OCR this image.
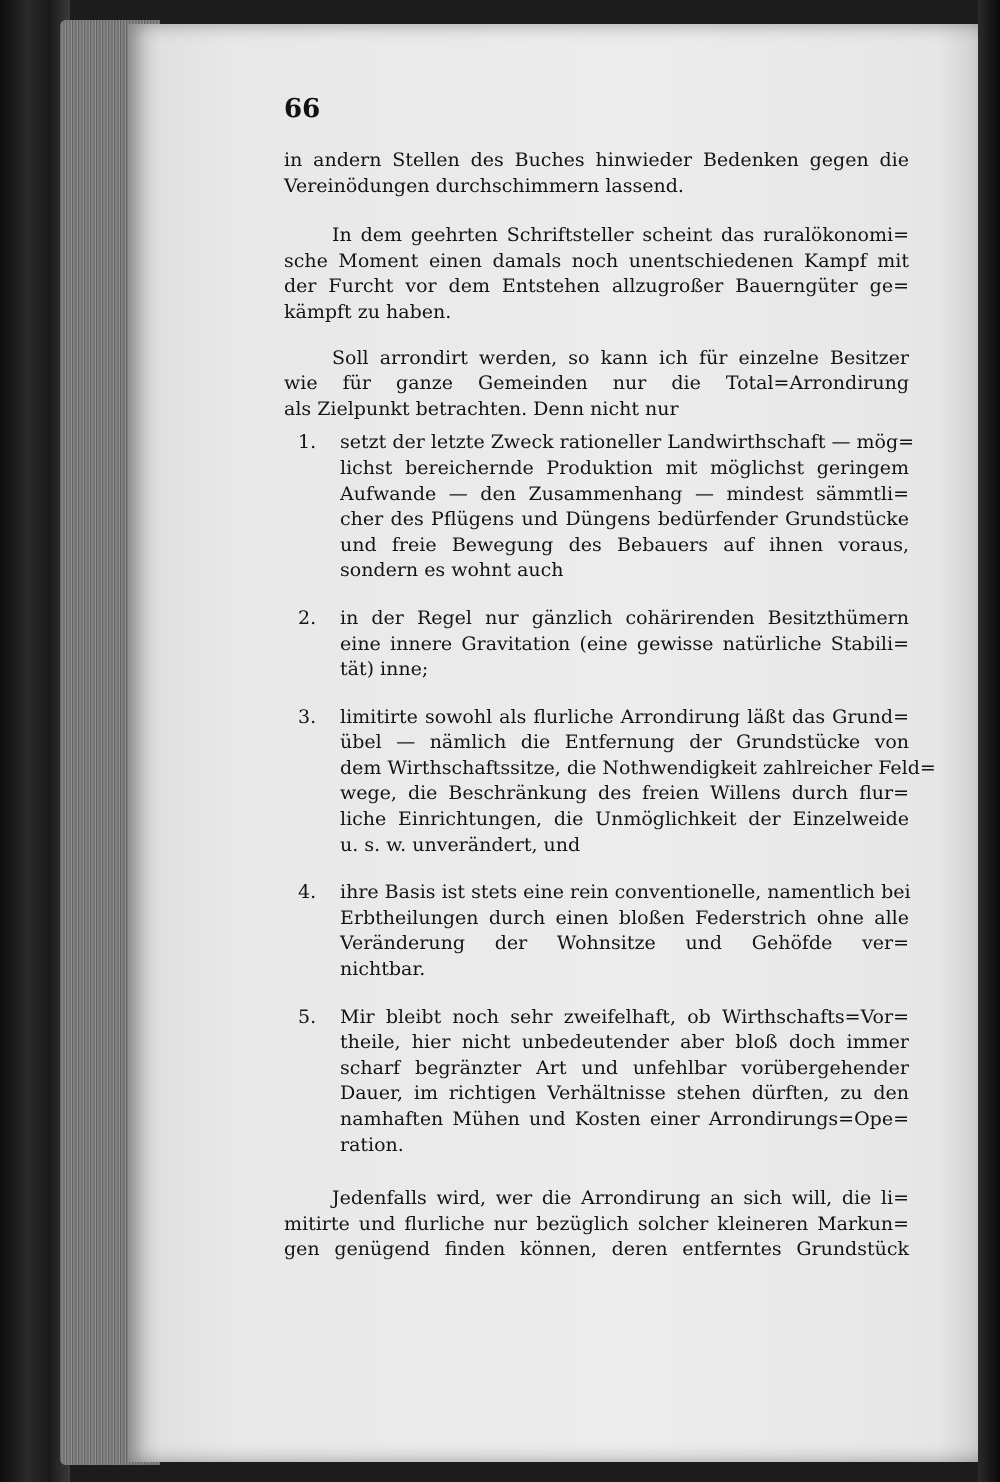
66
in andern Stellen des Buches hinwieder Bedenken gegen die
Vereinödungen durchschimmern lassend.
In dem geehrten Schriftsteller scheint das ruralökonomi=
sche Moment einen damals noch unentschiedenen Kampf mit
der Furcht vor dem Entstehen allzugroßer Bauerngüter ge=
kämpft zu haben.
Soll arrondirt werden, so kann ich für einzelne Besitzer
wie für ganze Gemeinden nur die Total=Arrondirung
als Zielpunkt betrachten. Denn nicht nur
1. setzt der letzte Zweck rationeller Landwirthschaft — mög=
lichst bereichernde Produktion mit möglichst geringem
Aufwande — den Zusammenhang — mindest sämmtli=
cher des Pflügens und Düngens bedürfender Grundstücke
und freie Bewegung des Bebauers auf ihnen voraus,
sondern es wohnt auch
2. in der Regel nur gänzlich cohärirenden Besitzthümern
eine innere Gravitation (eine gewisse natürliche Stabili=
tät) inne;
3. limitirte sowohl als flurliche Arrondirung läßt das Grund=
übel — nämlich die Entfernung der Grundstücke von
dem Wirthschaftssitze, die Nothwendigkeit zahlreicher Feld=
wege, die Beschränkung des freien Willens durch flur=
liche Einrichtungen, die Unmöglichkeit der Einzelweide
u. s. w. unverändert, und
4. ihre Basis ist stets eine rein conventionelle, namentlich bei
Erbtheilungen durch einen bloßen Federstrich ohne alle
Veränderung der Wohnsitze und Gehöfde ver=
nichtbar.
5. Mir bleibt noch sehr zweifelhaft, ob Wirthschafts=Vor=
theile, hier nicht unbedeutender aber bloß doch immer
scharf begränzter Art und unfehlbar vorübergehender
Dauer, im richtigen Verhältnisse stehen dürften, zu den
namhaften Mühen und Kosten einer Arrondirungs=Ope=
ration.
Jedenfalls wird, wer die Arrondirung an sich will, die li=
mitirte und flurliche nur bezüglich solcher kleineren Markun=
gen genügend finden können, deren entferntes Grundstück
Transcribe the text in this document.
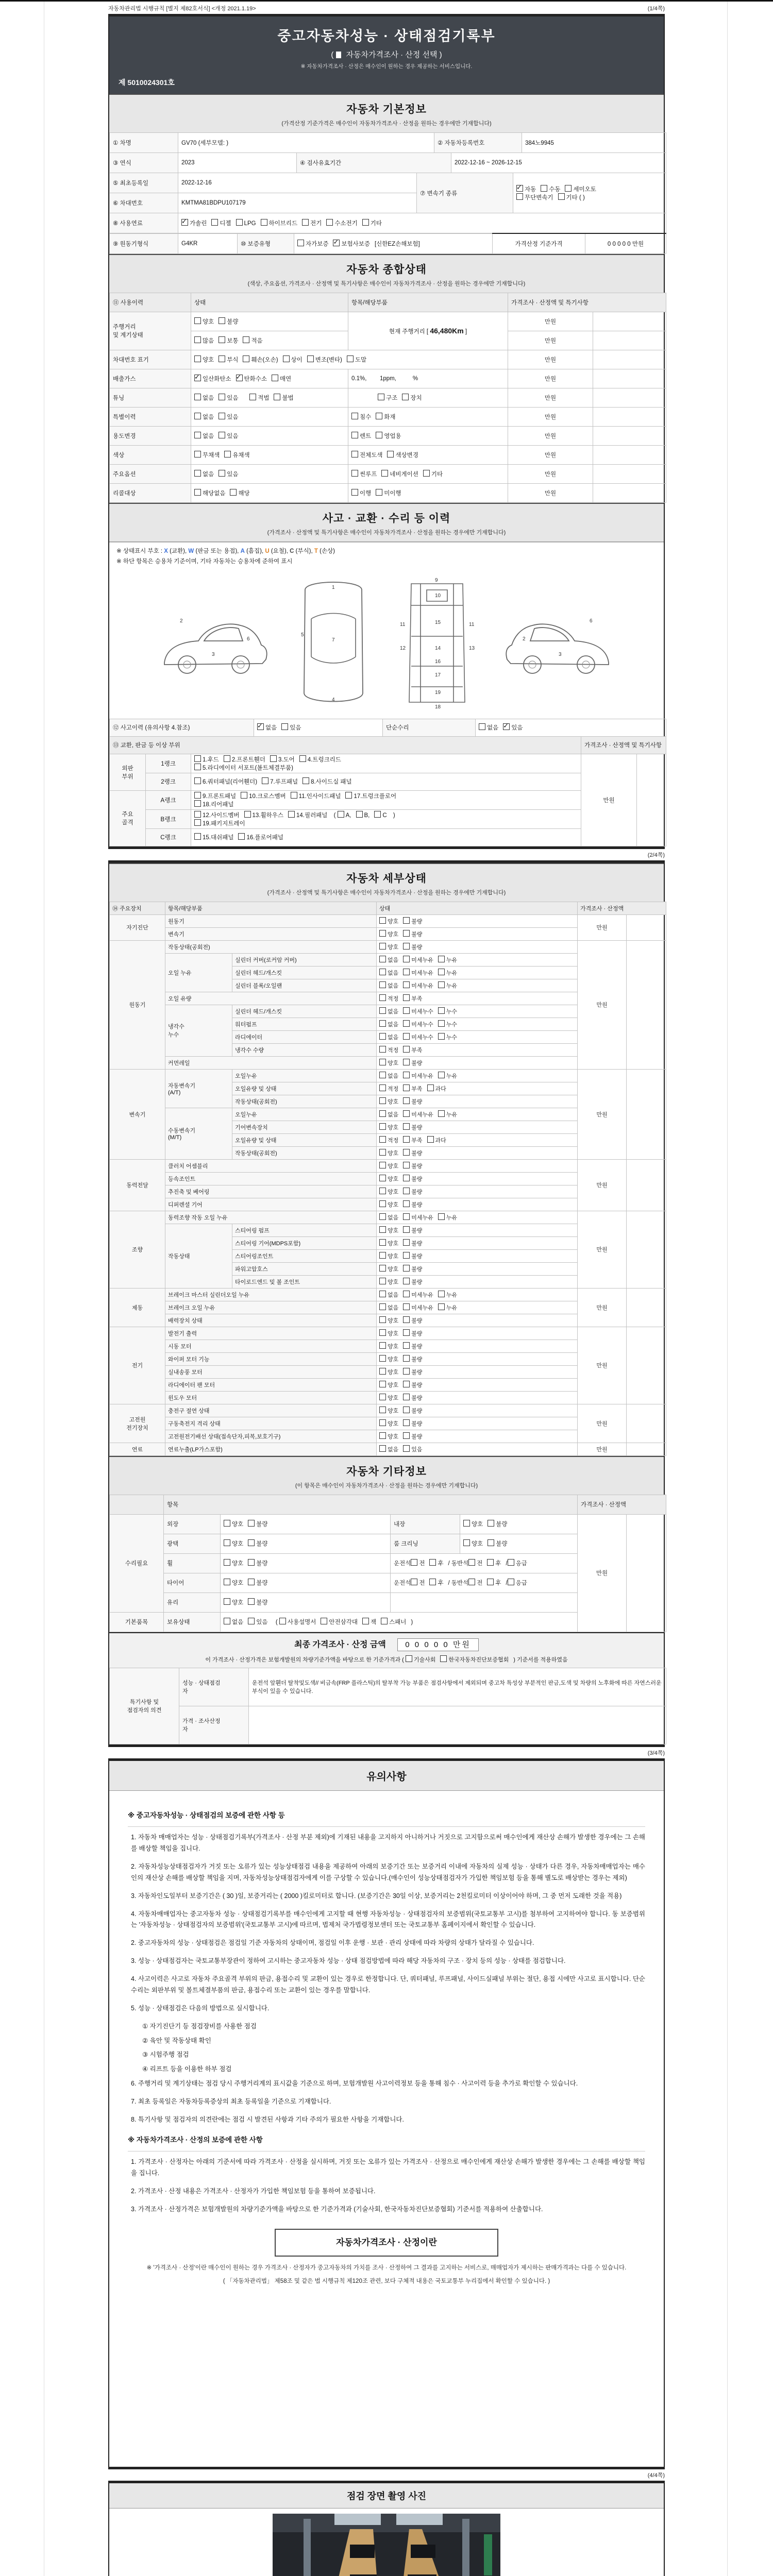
자동차관리법 시행규칙 [별지 제82호서식] <개정 2021.1.19>	(1/4쪽)
중고자동차성능 · 상태점검기록부
( 자동차가격조사 · 산정 선택 )
※ 자동차가격조사 · 산정은 매수인이 원하는 경우 제공하는 서비스입니다.
제 5010024301호
자동차 기본정보
(가격산정 기준가격은 매수인이 자동차가격조사 · 산정을 원하는 경우에만 기재합니다)
① 차명	GV70 (세부모델: )	② 자동차등록번호	384노9945
③ 연식	2023	④ 검사유효기간	2022-12-16 ~ 2026-12-15
⑤ 최초등록일	2022-12-16	⑦ 변속기 종류	✓자동 수동 세미오토
무단변속기 기타 ( )
⑥ 차대번호	KMTMA81BDPU107179		
⑧ 사용연료	✓가솔린 디젤 LPG 하이브리드 전기 수소전기 기타
⑨ 원동기형식	G4KR	⑩ 보증유형	자가보증 ✓ 보험사보증 [신한EZ손해보험]	가격산정 기준가격	0 0 0 0 0 만원
자동차 종합상태
(색상, 주요옵션, 가격조사 · 산정액 및 특기사항은 매수인이 자동차가격조사 · 산정을 원하는 경우에만 기재합니다)
⑪ 사용이력	상태	항목/해당부품	가격조사 · 산정액 및 특기사항	
주행거리
및 계기상태	양호 불량	현재 주행거리 [ 46,480Km ]	만원	
	많음 보통 적음		만원	
차대번호 표기	양호 부식 훼손(오손) 상이 변조(변타) 도말		만원	
배출가스	✓일산화탄소 ✓ 탄화수소 매연	0.1%,        1ppm,          %	만원	
튜닝	없음 있음 적법 불법	구조 장치	만원	
특별이력	없음 있음	침수 화재	만원	
용도변경	없음 있음	렌트 영업용	만원	
색상	무채색 유채색	전체도색 색상변경	만원	
주요옵션	없음 있음	썬루프 네비게이션 기타	만원	
리콜대상	해당없음 해당	이행 미이행	만원	
사고 · 교환 · 수리 등 이력
(가격조사 · 산정액 및 특기사항은 매수인이 자동차가격조사 · 산정을 원하는 경우에만 기재합니다)
※ 상태표시 부호 : X (교환), W (판금 또는 용접), A (흠집), U (요철), C (부식), T (손상)
※ 하단 항목은 승용차 기준이며, 기타 자동차는 승용차에 준하여 표시
2
3
6
1
5
7
4
9
10
15
11	11
12	13
14
16
17
19
18
6
3
2
⑫ 사고이력 (유의사항 4.참조)	✓없음 있음	단순수리	없음 ✓ 있음
⑬ 교환, 판금 등 이상 부위			가격조사 · 산정액 및 특기사항	
외판
부위	1랭크	1.후드 2.프론트휀더 3.도어 4.트렁크리드
5.라디에이터 서포트(볼트체결부품)	만원	
	2랭크	6.쿼터패널(리어휀더) 7.루프패널 8.사이드실 패널		
주요
골격	A랭크	9.프론트패널 10.크로스멤버 11.인사이드패널 17.트렁크플로어
18.리어패널		
	B랭크	12.사이드멤버 13.휠하우스 14.필러패널 ( A, B, C )
19.패키지트레이		
	C랭크	15.대쉬패널 16.플로어패널		
(2/4쪽)
자동차 세부상태
(가격조사 · 산정액 및 특기사항은 매수인이 자동차가격조사 · 산정을 원하는 경우에만 기재합니다)
⑭ 주요장치	항목/해당부품		상태	가격조사 · 산정액	
자기진단	원동기		양호 불량	만원	
	변속기		양호 불량		
원동기	작동상태(공회전)		양호 불량	만원	
	오일 누유	실린더 커버(로커암 커버)	없음 미세누유 누유		
		실린더 헤드/개스킷	없음 미세누유 누유		
		실린더 블록/오일팬	없음 미세누유 누유		
	오일 유량		적정 부족		
	냉각수
누수	실린더 헤드/개스킷	없음 미세누수 누수		
		워터펌프	없음 미세누수 누수		
		라디에이터	없음 미세누수 누수		
		냉각수 수량	적정 부족		
	커먼레일		양호 불량		
변속기	자동변속기
(A/T)	오일누유	없음 미세누유 누유	만원	
		오일유량 및 상태	적정 부족 과다		
		작동상태(공회전)	양호 불량		
	수동변속기
(M/T)	오일누유	없음 미세누유 누유		
		기어변속장치	양호 불량		
		오일유량 및 상태	적정 부족 과다		
		작동상태(공회전)	양호 불량		
동력전달	클러치 어셈블리		양호 불량	만원	
	등속조인트		양호 불량		
	추진축 및 베어링		양호 불량		
	디퍼렌셜 기어		양호 불량		
조향	동력조향 작동 오일 누유		없음 미세누유 누유	만원	
	작동상태	스티어링 펌프	양호 불량		
		스티어링 기어(MDPS포함)	양호 불량		
		스티어링조인트	양호 불량		
		파워고압호스	양호 불량		
		타이로드엔드 및 볼 조인트	양호 불량		
제동	브레이크 마스터 실린더오일 누유		없음 미세누유 누유	만원	
	브레이크 오일 누유		없음 미세누유 누유		
	배력장치 상태		양호 불량		
전기	발전기 출력		양호 불량	만원	
	시동 모터		양호 불량		
	와이퍼 모터 기능		양호 불량		
	실내송풍 모터		양호 불량		
	라디에이터 팬 모터		양호 불량		
	윈도우 모터		양호 불량		
고전원
전기장치	충전구 절연 상태		양호 불량	만원	
	구동축전지 격리 상태		양호 불량		
	고전원전기배선 상태(접속단자,피복,보호기구)		양호 불량		
연료	연료누출(LP가스포함)		없음 있음	만원	
자동차 기타정보
(이 항목은 매수인이 자동차가격조사 · 산정을 원하는 경우에만 기재합니다)
	항목				가격조사 · 산정액	
수리필요	외장	양호 불량	내장	양호 불량	만원	
	광택	양호 불량	룸 크리닝	양호 불량		
	휠	양호 불량	운전석 전 후 / 동반석 전 후 / 응급			
	타이어	양호 불량	운전석 전 후 / 동반석 전 후 / 응급			
	유리	양호 불량				
기본품목	보유상태	없음 있음  ( 사용설명서 안전삼각대 잭 스패너 )				
최종 가격조사 · 산정 금액 0 0 0 0 0 만원
이 가격조사 · 산정가격은 보험개발원의 차량기준가액을 바탕으로 한 기준가격과 ( 기술사회 한국자동차진단보증협회 ) 기준서를 적용하였음
특기사항 및
점검자의 의견	성능 · 상태점검
자	운전석 앞휀더 탈착및도색// 비금속(FRP 플라스틱)의 탈부착 가능 부품은 점검사항에서 제외되며 중고차 특성상 부분적인 판금,도색 및 차량의 노후화에 따른 자연스러운 부식이 있을 수 있습니다.
	가격 · 조사산정
자	
(3/4쪽)
유의사항
※ 중고자동차성능 · 상태점검의 보증에 관한 사항 등
1. 자동차 매매업자는 성능 · 상태점검기록부(가격조사 · 산정 부분 제외)에 기재된 내용을 고지하지 아니하거나 거짓으로 고지함으로써 매수인에게 재산상 손해가 발생한 경우에는 그 손해를 배상할 책임을 집니다.
2. 자동차성능상태점검자가 거짓 또는 오류가 있는 성능상태점검 내용을 제공하여 아래의 보증기간 또는 보증거리 이내에 자동차의 실제 성능 · 상태가 다른 경우, 자동차매매업자는 매수인의 재산상 손해를 배상할 책임을 지며, 자동차성능상태점검자에게 이를 구상할 수 있습니다.(매수인이 성능상태점검자가 가입한 책임보험 등을 통해 별도로 배상받는 경우는 제외)
3. 자동차인도일부터 보증기간은 ( 30 )일, 보증거리는 ( 2000 )킬로미터로 합니다. (보증기간은 30일 이상, 보증거리는 2천킬로미터 이상이어야 하며, 그 중 먼저 도래한 것을 적용)
4. 자동차매매업자는 중고자동차 성능 · 상태점검기록부를 매수인에게 고지할 때 현행 자동차성능 · 상태점검자의 보증범위(국토교통부 고시)를 첨부하여 고지하여야 합니다. 동 보증범위는 '자동차성능 · 상태점검자의 보증범위'(국토교통부 고시)에 따르며, 법제처 국가법령정보센터 또는 국토교통부 홈페이지에서 확인할 수 있습니다.
2. 중고자동차의 성능 · 상태점검은 점검일 기준 자동차의 상태이며, 점검일 이후 운행 · 보관 · 관리 상태에 따라 차량의 상태가 달라질 수 있습니다.
3. 성능 · 상태점검자는 국토교통부장관이 정하여 고시하는 중고자동차 성능 · 상태 점검방법에 따라 해당 자동차의 구조 · 장치 등의 성능 · 상태를 점검합니다.
4. 사고이력은 사고로 자동차 주요골격 부위의 판금, 용접수리 및 교환이 있는 경우로 한정합니다. 단, 쿼터패널, 루프패널, 사이드실패널 부위는 절단, 용접 시에만 사고로 표시합니다. 단순수리는 외판부위 및 볼트체결부품의 판금, 용접수리 또는 교환이 있는 경우를 말합니다.
5. 성능 · 상태점검은 다음의 방법으로 실시합니다.
① 자기진단기 등 점검장비를 사용한 점검
② 육안 및 작동상태 확인
③ 시험주행 점검
④ 리프트 등을 이용한 하부 점검
6. 주행거리 및 계기상태는 점검 당시 주행거리계의 표시값을 기준으로 하며, 보험개발원 사고이력정보 등을 통해 침수 · 사고이력 등을 추가로 확인할 수 있습니다.
7. 최초 등록일은 자동차등록증상의 최초 등록일을 기준으로 기재합니다.
8. 특기사항 및 점검자의 의견란에는 점검 시 발견된 사항과 기타 주의가 필요한 사항을 기재합니다.
※ 자동차가격조사 · 산정의 보증에 관한 사항
1. 가격조사 · 산정자는 아래의 기준서에 따라 가격조사 · 산정을 실시하며, 거짓 또는 오류가 있는 가격조사 · 산정으로 매수인에게 재산상 손해가 발생한 경우에는 그 손해를 배상할 책임을 집니다.
2. 가격조사 · 산정 내용은 가격조사 · 산정자가 가입한 책임보험 등을 통하여 보증됩니다.
3. 가격조사 · 산정가격은 보험개발원의 차량기준가액을 바탕으로 한 기준가격과 (기술사회, 한국자동차진단보증협회) 기준서를 적용하여 산출합니다.
자동차가격조사 · 산정이란
※ '가격조사 · 산정'이란 매수인이 원하는 경우 가격조사 · 산정자가 중고자동차의 가치를 조사 · 산정하여 그 결과를 고지하는 서비스로, 매매업자가 제시하는 판매가격과는 다를 수 있습니다.
( 「자동차관리법」 제58조 및 같은 법 시행규칙 제120조 관련, 보다 구체적 내용은 국토교통부 누리집에서 확인할 수 있습니다. )
(4/4쪽)
점검 장면 촬영 사진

## Goal
Examine the data above and state how many of its lines contain the word "차대번호", with no further remarks.

## Solution to this exercise
2